Please give back only the part of the rows that opens with the line containing "y-tick-label: 2 <box>136 278 143 288</box>" and closes with the line containing "y-tick-label: 4 <box>135 165 143 176</box>", substituting "legend-text" for "legend-label" and keeping everything else unchanged.

Entries drawn from a collection:
■ ■ ■
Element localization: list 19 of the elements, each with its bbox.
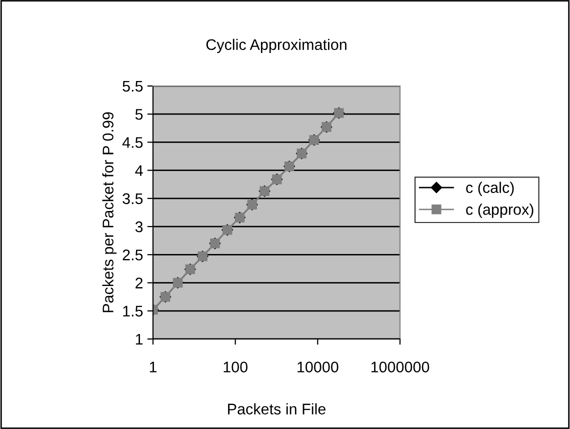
y-tick-label: 2 <box>136 278 143 288</box>
y-tick-label: 4.5 <box>122 137 143 148</box>
legend-label: c (approx) <box>466 204 534 218</box>
y-tick-label: 3 <box>135 221 143 232</box>
y-tick-label: 5.5 <box>122 81 143 92</box>
x-tick-label: 1 <box>150 362 157 372</box>
y-tick-label: 4 <box>135 165 143 176</box>
legend-label: c (calc) <box>466 182 514 196</box>
y-axis-title: Packets per Packet for P 0.99 <box>102 112 116 312</box>
x-tick-label: 100 <box>224 362 248 372</box>
y-tick-label: 1.5 <box>123 306 143 317</box>
y-tick-label: 3.5 <box>122 193 143 204</box>
x-tick-label: 1000000 <box>371 362 430 372</box>
x-tick-label: 10000 <box>298 362 338 372</box>
y-tick-label: 1 <box>136 334 143 345</box>
chart-title: Cyclic Approximation <box>206 38 346 54</box>
y-tick-label: 5 <box>135 109 143 120</box>
x-axis-title: Packets in File <box>228 403 326 414</box>
y-tick-label: 2.5 <box>122 250 143 260</box>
■ ■ ■
__COMPLETE OUTPUT__:
y-tick-label: 2 <box>136 278 143 288</box>
y-tick-label: 4.5 <box>122 137 143 148</box>
legend-text: c (approx) <box>466 204 534 218</box>
y-tick-label: 3 <box>135 221 143 232</box>
y-tick-label: 5.5 <box>122 81 143 92</box>
x-tick-label: 1 <box>150 362 157 372</box>
y-tick-label: 4 <box>135 165 143 176</box>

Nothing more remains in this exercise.